RECORDS PROVIDED:
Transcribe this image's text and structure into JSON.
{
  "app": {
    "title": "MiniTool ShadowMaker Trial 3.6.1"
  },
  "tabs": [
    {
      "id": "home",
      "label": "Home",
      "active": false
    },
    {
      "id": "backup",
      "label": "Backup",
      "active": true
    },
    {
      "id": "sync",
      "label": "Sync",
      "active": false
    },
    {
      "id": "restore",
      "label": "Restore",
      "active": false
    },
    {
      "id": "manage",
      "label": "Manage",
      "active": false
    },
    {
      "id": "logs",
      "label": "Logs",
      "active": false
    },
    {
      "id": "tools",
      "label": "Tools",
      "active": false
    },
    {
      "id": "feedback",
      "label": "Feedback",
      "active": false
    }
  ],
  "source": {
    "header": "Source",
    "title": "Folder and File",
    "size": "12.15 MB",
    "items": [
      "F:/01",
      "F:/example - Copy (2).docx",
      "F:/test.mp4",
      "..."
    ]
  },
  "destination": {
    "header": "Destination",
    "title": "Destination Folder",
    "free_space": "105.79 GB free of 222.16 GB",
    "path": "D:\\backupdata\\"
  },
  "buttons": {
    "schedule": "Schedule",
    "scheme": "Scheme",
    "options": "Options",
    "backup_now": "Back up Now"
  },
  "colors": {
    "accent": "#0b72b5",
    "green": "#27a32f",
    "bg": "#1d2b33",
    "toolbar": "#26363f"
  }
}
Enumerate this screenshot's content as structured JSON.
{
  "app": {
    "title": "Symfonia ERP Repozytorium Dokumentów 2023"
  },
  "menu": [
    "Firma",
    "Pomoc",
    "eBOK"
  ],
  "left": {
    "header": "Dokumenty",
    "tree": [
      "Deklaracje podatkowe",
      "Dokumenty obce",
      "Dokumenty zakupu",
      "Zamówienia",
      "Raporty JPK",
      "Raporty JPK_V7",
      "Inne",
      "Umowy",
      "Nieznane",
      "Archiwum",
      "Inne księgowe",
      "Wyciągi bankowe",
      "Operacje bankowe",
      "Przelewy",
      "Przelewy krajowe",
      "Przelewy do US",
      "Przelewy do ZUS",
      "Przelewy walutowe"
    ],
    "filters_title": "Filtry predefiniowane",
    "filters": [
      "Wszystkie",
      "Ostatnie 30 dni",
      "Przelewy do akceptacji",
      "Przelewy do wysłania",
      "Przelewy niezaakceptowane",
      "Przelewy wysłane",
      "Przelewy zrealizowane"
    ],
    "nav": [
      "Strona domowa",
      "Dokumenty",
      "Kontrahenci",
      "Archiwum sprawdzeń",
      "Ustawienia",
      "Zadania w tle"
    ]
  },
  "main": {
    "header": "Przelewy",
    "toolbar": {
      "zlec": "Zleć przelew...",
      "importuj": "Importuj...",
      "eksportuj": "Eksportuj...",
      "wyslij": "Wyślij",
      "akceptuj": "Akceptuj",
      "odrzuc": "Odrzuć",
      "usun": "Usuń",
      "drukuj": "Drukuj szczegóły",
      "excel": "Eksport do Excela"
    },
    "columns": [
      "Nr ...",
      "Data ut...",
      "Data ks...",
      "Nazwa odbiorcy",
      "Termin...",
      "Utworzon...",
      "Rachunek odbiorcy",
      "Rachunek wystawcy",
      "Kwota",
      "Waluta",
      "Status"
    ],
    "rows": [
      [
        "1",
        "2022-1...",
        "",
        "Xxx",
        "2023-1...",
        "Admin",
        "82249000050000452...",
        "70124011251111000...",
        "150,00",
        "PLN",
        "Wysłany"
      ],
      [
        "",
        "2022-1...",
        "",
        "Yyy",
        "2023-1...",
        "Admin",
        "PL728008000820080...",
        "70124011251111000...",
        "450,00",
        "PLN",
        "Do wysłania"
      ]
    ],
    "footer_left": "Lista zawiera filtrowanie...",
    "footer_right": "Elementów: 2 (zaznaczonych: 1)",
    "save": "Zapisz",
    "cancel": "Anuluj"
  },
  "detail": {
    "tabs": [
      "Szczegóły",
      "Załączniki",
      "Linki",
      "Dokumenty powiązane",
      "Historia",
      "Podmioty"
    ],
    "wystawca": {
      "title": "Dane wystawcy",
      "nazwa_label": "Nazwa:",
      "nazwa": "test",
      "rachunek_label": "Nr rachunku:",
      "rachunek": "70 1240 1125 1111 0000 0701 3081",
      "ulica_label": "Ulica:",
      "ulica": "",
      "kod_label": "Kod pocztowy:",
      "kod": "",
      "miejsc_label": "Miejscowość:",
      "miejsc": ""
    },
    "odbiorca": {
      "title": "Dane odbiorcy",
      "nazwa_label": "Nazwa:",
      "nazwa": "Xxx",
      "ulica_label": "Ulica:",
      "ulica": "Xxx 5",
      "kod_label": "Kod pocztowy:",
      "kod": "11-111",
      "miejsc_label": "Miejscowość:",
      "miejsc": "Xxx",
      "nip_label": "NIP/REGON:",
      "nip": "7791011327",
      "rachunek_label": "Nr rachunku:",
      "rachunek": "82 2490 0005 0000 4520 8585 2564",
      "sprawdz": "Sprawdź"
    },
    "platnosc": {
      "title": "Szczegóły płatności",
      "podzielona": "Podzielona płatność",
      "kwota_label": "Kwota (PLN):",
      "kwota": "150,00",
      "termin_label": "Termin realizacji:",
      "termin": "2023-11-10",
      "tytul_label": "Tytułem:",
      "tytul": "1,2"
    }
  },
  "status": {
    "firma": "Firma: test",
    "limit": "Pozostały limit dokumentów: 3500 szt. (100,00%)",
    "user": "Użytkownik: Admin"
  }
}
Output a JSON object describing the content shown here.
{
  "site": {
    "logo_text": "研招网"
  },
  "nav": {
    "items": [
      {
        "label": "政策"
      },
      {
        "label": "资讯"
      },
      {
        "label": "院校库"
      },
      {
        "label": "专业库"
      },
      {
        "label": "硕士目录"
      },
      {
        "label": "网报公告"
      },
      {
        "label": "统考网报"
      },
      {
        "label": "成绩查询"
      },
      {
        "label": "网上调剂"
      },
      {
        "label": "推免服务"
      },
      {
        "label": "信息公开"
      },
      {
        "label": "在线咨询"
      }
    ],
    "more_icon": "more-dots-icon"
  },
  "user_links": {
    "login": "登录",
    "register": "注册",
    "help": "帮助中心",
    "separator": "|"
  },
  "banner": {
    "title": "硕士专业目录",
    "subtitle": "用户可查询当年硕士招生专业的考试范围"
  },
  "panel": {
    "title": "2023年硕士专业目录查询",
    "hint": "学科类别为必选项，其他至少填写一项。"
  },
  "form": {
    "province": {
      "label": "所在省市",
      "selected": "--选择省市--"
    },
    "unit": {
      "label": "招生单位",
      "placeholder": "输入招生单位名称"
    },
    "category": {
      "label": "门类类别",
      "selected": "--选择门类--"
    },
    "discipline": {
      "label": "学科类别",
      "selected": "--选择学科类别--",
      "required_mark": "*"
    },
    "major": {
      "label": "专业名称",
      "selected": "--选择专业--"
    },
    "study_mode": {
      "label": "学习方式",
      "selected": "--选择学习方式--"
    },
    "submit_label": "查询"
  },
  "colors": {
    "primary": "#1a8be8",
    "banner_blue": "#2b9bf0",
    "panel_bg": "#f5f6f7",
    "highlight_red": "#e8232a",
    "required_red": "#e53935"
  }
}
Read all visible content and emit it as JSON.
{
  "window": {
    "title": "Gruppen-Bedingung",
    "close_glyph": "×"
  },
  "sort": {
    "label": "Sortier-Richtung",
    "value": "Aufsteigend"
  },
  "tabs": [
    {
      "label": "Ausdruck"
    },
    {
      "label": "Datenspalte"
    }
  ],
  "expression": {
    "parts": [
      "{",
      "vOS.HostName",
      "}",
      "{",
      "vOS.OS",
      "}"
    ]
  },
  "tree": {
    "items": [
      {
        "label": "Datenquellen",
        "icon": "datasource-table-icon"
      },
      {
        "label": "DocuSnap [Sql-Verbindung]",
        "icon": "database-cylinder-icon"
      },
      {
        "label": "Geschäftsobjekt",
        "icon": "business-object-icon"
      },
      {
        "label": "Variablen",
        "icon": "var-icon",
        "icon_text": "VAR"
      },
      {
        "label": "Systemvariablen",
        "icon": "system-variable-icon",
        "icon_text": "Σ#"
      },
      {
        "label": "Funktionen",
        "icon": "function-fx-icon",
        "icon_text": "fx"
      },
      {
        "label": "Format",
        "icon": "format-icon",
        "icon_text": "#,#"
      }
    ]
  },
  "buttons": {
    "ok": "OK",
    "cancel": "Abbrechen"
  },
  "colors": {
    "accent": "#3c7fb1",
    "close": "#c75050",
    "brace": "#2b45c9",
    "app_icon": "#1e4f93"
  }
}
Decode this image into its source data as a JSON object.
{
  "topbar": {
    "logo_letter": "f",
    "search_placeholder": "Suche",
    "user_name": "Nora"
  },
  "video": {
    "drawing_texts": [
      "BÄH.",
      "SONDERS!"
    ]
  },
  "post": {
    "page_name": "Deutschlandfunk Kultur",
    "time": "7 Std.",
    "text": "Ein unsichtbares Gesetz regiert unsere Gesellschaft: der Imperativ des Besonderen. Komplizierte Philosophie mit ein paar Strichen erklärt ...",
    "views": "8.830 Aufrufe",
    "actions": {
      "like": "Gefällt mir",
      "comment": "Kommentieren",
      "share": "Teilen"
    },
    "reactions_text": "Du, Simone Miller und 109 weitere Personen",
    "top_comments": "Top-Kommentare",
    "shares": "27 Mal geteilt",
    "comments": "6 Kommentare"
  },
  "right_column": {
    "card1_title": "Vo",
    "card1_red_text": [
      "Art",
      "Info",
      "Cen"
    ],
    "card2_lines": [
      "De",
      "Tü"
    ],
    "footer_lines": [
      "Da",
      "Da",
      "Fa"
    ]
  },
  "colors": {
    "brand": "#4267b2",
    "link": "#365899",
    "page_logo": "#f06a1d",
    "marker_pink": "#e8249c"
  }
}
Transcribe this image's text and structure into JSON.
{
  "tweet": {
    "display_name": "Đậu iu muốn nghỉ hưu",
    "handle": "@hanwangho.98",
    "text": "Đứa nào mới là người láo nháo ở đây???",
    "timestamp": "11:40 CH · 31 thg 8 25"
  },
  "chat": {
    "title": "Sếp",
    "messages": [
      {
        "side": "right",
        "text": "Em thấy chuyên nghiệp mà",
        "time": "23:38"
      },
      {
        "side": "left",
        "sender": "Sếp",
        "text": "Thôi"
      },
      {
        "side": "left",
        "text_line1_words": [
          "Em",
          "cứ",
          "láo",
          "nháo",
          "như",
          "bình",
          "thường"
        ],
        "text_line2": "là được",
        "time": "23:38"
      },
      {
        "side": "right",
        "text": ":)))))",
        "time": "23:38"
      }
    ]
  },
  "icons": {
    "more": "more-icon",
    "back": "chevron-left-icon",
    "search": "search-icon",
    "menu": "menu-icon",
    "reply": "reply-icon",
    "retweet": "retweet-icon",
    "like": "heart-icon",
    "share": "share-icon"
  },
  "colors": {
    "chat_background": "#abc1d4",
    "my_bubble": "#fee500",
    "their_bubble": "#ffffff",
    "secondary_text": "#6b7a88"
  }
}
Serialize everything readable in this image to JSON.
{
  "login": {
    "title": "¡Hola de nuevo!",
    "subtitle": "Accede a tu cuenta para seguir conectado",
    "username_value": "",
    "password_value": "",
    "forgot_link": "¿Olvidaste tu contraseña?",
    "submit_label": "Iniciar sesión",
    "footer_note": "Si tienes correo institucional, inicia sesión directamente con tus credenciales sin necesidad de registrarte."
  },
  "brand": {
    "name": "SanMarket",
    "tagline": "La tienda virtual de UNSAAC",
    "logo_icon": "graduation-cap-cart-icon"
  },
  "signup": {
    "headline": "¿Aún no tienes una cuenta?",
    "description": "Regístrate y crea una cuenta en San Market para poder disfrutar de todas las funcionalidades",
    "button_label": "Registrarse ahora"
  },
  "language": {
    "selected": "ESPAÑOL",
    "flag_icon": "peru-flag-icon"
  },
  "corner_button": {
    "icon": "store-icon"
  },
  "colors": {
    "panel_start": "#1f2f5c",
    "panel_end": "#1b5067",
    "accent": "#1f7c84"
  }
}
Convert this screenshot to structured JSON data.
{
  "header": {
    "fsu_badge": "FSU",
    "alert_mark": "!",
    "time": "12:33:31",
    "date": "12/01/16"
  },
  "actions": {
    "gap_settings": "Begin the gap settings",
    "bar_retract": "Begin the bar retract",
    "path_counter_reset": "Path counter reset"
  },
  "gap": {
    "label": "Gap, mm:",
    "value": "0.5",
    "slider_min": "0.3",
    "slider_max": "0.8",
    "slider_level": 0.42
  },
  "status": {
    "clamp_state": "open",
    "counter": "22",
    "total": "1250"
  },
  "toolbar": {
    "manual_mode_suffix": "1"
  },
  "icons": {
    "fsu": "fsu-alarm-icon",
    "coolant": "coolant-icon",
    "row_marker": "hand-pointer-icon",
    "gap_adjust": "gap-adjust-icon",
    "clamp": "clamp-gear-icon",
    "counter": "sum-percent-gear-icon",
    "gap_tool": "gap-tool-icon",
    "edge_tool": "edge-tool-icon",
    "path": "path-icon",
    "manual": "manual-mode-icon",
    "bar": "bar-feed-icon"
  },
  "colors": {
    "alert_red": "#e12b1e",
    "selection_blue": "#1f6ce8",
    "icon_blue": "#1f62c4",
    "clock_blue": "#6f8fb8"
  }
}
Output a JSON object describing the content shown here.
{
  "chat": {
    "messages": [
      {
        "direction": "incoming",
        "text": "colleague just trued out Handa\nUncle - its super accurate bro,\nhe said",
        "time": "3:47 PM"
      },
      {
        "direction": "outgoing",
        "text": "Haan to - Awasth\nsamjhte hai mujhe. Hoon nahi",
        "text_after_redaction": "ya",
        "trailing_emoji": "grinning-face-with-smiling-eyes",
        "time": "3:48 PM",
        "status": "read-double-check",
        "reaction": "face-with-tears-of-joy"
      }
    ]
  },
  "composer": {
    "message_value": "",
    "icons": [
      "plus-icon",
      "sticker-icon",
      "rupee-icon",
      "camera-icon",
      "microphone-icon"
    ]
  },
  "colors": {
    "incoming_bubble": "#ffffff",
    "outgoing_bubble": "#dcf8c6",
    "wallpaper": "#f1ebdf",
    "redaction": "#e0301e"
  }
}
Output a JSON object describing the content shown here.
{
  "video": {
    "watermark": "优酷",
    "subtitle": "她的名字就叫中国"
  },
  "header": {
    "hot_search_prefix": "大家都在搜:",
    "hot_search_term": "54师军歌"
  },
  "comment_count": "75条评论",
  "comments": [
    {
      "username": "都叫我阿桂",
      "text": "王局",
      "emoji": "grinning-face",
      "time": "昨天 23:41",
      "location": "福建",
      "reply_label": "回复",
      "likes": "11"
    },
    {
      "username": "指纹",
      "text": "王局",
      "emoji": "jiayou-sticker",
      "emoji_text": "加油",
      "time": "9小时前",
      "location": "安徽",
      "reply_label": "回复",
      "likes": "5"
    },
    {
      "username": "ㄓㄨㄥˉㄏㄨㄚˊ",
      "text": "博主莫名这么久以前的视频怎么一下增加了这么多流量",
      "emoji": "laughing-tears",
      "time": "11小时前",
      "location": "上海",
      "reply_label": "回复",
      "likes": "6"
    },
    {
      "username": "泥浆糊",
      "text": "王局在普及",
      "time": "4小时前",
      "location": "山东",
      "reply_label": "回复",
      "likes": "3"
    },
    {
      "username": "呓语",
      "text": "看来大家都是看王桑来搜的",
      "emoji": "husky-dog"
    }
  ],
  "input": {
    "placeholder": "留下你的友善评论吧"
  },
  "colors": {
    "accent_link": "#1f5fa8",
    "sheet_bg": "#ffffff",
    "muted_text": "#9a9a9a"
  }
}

REQUIREMENT: Using the listing, copy every line where the word "subtitle" shows up.

SOLUTION TO THIS EXERCISE:
    "subtitle": "用户可查询当年硕士招生专业的考试范围"
    "subtitle": "Accede a tu cuenta para seguir conectado",
    "subtitle": "她的名字就叫中国"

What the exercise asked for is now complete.